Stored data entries

==========

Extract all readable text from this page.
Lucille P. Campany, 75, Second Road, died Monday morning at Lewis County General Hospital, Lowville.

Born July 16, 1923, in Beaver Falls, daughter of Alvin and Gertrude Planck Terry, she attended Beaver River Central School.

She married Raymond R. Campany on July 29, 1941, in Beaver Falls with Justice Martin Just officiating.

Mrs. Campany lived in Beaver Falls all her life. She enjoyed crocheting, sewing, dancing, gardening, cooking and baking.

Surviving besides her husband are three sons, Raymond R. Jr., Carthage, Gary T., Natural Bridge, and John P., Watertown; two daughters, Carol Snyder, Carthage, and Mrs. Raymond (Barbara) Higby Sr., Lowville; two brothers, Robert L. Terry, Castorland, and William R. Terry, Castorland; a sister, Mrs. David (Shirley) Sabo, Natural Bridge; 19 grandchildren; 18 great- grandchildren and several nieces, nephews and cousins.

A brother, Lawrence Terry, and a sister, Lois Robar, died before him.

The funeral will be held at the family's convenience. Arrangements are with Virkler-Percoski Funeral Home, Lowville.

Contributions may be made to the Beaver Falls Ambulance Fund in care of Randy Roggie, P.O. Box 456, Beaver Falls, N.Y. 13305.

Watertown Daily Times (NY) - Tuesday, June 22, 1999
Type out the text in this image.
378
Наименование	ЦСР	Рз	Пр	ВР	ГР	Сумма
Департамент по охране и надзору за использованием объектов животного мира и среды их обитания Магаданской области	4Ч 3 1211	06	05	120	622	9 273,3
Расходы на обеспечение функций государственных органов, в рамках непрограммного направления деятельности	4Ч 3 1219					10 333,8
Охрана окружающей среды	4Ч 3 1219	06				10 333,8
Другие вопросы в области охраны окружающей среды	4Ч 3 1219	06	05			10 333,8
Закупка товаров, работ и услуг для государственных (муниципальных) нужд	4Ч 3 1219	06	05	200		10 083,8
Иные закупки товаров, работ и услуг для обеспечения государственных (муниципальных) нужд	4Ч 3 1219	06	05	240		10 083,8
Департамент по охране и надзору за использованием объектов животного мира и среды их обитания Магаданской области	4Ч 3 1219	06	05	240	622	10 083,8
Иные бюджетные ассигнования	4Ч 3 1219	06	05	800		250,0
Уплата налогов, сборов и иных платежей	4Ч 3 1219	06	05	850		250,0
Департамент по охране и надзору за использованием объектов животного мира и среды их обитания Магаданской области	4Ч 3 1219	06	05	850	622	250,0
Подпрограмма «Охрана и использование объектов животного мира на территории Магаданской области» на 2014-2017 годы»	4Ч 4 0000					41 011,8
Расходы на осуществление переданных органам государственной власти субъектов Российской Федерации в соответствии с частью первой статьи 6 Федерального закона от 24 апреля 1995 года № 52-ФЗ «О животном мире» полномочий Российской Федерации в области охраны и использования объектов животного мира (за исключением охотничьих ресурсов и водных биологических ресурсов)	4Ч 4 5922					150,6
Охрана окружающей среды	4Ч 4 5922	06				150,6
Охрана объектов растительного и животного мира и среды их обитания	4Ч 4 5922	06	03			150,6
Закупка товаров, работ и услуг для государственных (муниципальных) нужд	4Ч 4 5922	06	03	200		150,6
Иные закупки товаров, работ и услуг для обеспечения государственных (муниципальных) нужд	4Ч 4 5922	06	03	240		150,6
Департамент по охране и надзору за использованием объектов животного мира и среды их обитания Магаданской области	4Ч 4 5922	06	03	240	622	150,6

==========

Written exercise
List the lines of the entries that include "July".

Solved problem
Born July 16, 1923, in Beaver Falls, daughter of Alvin and Gertrude Planck Terry, she attended Beaver River Central School.
She married Raymond R. Campany on July 29, 1941, in Beaver Falls with Justice Martin Just officiating.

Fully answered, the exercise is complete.